Brief A: Reproduce verbatim the stretch of the election-law email from "Instead I’m concerned" through "and after him.".

Text excerpt:
## Start

Subject: Re: [EL] WaPo op-ed on transparency |
From: Joseph Birkenstock |
Date: 4/1/2011, 4:19 PM |
To: "Smith, Brad" <BSmith@law.capital.edu> |
CC: Election Law <election-law@mailman.lls.edu> |
Fair enough – I don’t disagree with Steve about whether advertising
“obviates free will,” I think it’s clear that it doesn’t, but I asked the
question I asked to illustrate that it’s worth being concerned about the money
spent on advertising even if it doesn’t obviate free will.
Specifically, my question shows that advertising spending has value
– great value – to the public officials at issue in the resulting ads. It’s
the prospects for the sources of that spending, especially where they’re known
only to those public officials, to use that value to privately influence those
officials that concerns me. (I think I do part company with Paul Lehto at this
point, since I’m not concerned – certainly not AS concerned – about the fairness
or unfairness of the influence of the ads on the voters as such.)
Instead I’m concerned because opaque, private leverage over
public officials seems to me to be just about a per se definition of undue
influence; from the “honeytraps” set by various clandestine intelligence
services right down to the plainest, flat-out bribes paid to Duke Cunningham
and countless others before and after him.
This is also why I don’t think voters can effectively police
this at the ballot box: where the sources of this value to the public officials
are known to the officials but unknown to the public itself, how would the voters
know which public policy decisions to scrub for evidence of private benefit? (And
if they don’t need to know, if we want them to just evaluate candidates based
on policy decisions without reference to the motivation behind them, why
regulate bribery at all, since it would seem that could be equally policed at
the ballot box?)

## End

Dataset entries:
## Start

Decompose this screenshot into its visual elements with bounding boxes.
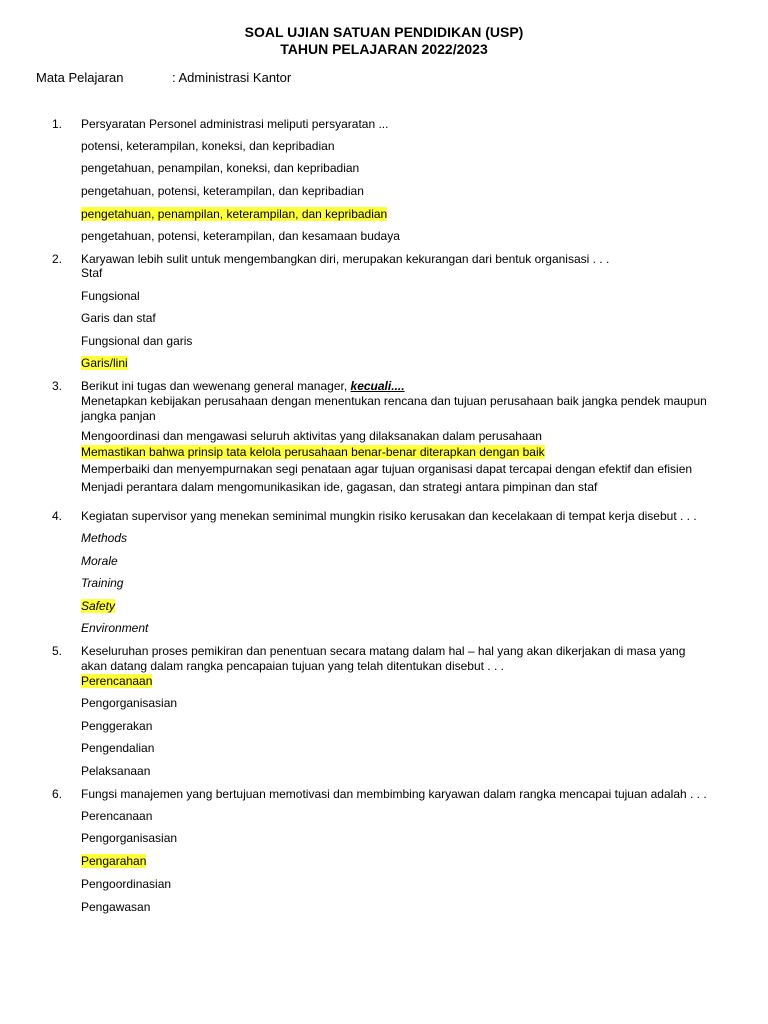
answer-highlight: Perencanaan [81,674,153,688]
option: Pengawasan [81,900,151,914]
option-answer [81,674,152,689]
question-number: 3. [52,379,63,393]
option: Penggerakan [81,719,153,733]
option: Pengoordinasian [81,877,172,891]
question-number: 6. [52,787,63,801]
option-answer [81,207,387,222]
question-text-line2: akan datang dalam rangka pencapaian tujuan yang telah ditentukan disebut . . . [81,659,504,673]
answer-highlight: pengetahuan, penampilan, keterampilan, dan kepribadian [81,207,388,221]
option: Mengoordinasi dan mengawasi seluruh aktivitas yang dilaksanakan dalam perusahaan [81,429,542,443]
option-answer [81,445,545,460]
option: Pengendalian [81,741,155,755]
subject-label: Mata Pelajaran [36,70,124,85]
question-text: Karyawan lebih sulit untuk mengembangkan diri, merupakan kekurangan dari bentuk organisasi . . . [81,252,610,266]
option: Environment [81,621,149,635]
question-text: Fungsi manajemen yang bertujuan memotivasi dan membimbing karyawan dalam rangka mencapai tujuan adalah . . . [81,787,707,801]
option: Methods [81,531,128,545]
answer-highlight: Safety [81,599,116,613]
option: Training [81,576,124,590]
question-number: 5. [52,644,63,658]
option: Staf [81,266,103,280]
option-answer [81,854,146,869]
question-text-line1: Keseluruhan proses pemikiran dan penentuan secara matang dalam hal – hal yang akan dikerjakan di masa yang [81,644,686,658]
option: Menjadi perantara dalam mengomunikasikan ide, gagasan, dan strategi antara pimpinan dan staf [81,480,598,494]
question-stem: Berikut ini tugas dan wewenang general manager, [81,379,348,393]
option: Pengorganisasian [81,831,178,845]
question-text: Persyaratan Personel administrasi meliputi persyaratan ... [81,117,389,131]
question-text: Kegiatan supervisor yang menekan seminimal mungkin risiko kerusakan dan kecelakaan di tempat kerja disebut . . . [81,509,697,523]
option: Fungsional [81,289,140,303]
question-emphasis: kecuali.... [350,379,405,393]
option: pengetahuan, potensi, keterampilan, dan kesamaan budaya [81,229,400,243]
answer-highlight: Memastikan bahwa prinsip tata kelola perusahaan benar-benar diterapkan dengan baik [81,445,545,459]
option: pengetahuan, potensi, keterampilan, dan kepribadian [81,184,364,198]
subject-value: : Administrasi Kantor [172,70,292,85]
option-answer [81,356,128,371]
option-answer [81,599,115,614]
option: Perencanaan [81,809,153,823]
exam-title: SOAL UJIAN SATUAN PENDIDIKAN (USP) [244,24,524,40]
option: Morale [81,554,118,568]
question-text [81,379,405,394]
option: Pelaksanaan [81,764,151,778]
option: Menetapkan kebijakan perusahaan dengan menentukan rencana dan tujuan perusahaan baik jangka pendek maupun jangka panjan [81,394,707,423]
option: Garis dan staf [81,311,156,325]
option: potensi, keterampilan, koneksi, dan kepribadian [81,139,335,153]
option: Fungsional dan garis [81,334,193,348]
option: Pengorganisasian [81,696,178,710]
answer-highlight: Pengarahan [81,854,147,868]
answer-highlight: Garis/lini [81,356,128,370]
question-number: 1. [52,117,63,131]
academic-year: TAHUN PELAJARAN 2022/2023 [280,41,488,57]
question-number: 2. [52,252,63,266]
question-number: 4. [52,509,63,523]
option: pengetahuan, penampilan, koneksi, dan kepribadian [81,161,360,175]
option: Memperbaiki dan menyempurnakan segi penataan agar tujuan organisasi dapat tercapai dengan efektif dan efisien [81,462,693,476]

## End
## Start

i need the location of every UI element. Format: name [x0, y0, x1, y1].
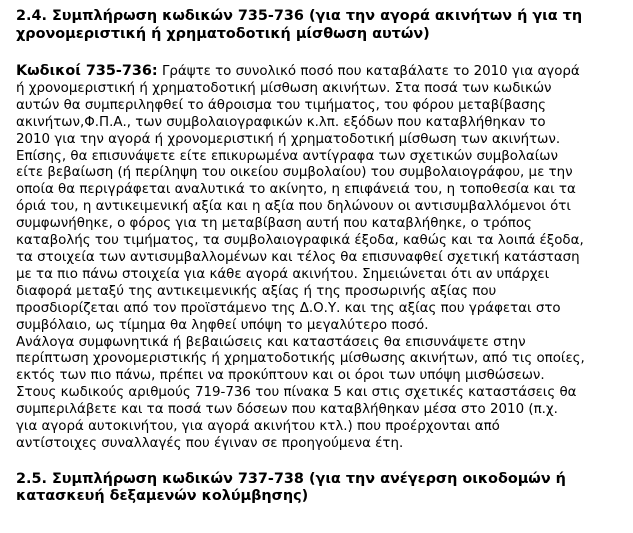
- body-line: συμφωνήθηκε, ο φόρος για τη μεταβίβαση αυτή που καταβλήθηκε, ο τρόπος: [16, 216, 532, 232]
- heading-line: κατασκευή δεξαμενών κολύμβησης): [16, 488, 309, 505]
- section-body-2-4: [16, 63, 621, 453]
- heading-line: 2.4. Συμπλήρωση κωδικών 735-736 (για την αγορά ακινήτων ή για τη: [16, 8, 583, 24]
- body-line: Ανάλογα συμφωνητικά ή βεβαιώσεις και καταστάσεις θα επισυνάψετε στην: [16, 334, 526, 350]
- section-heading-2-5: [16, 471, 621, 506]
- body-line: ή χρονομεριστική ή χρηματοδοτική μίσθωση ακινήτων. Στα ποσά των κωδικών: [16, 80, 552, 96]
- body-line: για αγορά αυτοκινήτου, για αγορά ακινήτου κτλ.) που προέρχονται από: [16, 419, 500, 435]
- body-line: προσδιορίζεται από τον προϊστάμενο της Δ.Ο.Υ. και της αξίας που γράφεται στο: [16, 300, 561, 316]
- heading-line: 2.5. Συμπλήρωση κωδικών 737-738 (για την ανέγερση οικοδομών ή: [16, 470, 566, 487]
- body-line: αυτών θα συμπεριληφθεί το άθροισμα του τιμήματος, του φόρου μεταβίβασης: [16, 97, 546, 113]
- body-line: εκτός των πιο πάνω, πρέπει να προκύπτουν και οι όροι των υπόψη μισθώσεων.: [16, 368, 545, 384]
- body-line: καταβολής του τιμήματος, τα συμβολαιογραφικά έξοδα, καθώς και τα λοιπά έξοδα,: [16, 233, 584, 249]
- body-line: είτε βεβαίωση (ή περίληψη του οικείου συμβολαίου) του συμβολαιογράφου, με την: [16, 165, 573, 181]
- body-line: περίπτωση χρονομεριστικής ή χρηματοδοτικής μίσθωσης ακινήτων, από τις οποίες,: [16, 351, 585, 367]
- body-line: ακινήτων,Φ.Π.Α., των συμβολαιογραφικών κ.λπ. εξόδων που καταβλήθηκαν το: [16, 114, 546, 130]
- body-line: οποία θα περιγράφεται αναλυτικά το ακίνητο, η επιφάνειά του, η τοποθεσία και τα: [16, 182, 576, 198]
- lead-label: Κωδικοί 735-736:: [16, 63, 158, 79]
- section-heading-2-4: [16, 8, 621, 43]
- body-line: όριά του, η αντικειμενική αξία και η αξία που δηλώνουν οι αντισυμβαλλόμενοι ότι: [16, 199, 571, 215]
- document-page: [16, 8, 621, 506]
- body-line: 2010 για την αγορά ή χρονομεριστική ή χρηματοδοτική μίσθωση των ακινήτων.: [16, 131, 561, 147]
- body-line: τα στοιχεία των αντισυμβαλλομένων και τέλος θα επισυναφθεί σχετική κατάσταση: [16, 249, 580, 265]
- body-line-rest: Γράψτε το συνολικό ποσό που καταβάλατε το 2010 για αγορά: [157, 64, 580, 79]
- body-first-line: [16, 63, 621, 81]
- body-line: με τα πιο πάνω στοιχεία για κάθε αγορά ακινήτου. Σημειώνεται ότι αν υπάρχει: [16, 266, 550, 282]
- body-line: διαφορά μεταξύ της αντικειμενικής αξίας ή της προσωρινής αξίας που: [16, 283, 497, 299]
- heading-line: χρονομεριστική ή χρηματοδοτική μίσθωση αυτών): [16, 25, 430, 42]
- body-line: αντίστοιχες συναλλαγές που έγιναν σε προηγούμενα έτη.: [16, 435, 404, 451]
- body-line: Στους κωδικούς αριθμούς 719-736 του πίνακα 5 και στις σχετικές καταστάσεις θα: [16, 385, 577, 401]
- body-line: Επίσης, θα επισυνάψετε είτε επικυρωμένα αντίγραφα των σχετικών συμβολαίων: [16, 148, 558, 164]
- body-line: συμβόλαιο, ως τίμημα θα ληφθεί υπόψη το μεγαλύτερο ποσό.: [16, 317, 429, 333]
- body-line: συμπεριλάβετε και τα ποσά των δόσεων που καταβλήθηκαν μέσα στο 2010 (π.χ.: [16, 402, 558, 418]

## End

Brief B: Rewrite only the stretch of the records from the line containing "answer-highlight: Perencanaan [81,674,153,688]" through the line containing "option: Pengendalian [81,741,155,755]", renaming "option-answer" as "answer-box" and keeping everything else unchanged.

Written solution A:
Instead I’m concerned because opaque, private leverage over
public officials seems to me to be just about a per se definition of undue
influence; from the “honeytraps” set by various clandestine intelligence
services right down to the plainest, flat-out bribes paid to Duke Cunningham
and countless others before and after him.

Written solution B:
answer-highlight: Perencanaan [81,674,153,688]
option: Pengawasan [81,900,151,914]
answer-box [81,674,152,689]
question-number: 3. [52,379,63,393]
option: Penggerakan [81,719,153,733]
option: Pengoordinasian [81,877,172,891]
question-number: 6. [52,787,63,801]
answer-box [81,207,387,222]
question-text-line2: akan datang dalam rangka pencapaian tujuan yang telah ditentukan disebut . . . [81,659,504,673]
answer-highlight: pengetahuan, penampilan, keterampilan, dan kepribadian [81,207,388,221]
option: Mengoordinasi dan mengawasi seluruh aktivitas yang dilaksanakan dalam perusahaan [81,429,542,443]
answer-box [81,445,545,460]
option: Pengendalian [81,741,155,755]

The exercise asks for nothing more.